Prompt
Return all lines that include the string "equal".

*** Input material ***

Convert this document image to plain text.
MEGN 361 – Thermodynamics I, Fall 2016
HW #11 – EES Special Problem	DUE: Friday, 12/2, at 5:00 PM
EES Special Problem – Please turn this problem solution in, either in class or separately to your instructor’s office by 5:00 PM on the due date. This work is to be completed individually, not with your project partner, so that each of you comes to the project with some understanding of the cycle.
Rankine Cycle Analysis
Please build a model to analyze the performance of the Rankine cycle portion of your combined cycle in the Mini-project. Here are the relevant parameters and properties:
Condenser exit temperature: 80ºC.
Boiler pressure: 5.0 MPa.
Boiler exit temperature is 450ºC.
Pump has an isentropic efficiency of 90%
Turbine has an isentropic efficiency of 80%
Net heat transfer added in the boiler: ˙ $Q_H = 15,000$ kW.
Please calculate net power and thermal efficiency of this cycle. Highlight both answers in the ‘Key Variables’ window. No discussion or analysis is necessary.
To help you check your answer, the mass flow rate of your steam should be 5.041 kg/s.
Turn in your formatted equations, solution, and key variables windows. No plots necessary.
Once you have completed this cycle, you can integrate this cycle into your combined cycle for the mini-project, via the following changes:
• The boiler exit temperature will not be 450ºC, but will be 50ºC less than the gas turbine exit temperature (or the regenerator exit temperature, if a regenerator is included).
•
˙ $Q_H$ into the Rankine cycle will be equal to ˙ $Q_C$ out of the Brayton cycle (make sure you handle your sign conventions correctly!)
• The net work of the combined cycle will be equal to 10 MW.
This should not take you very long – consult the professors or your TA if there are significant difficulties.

***

Result of this exercise
˙ $Q_H$ into the Rankine cycle will be equal to ˙ $Q_C$ out of the Brayton cycle (make sure you handle your sign conventions correctly!)
• The net work of the combined cycle will be equal to 10 MW.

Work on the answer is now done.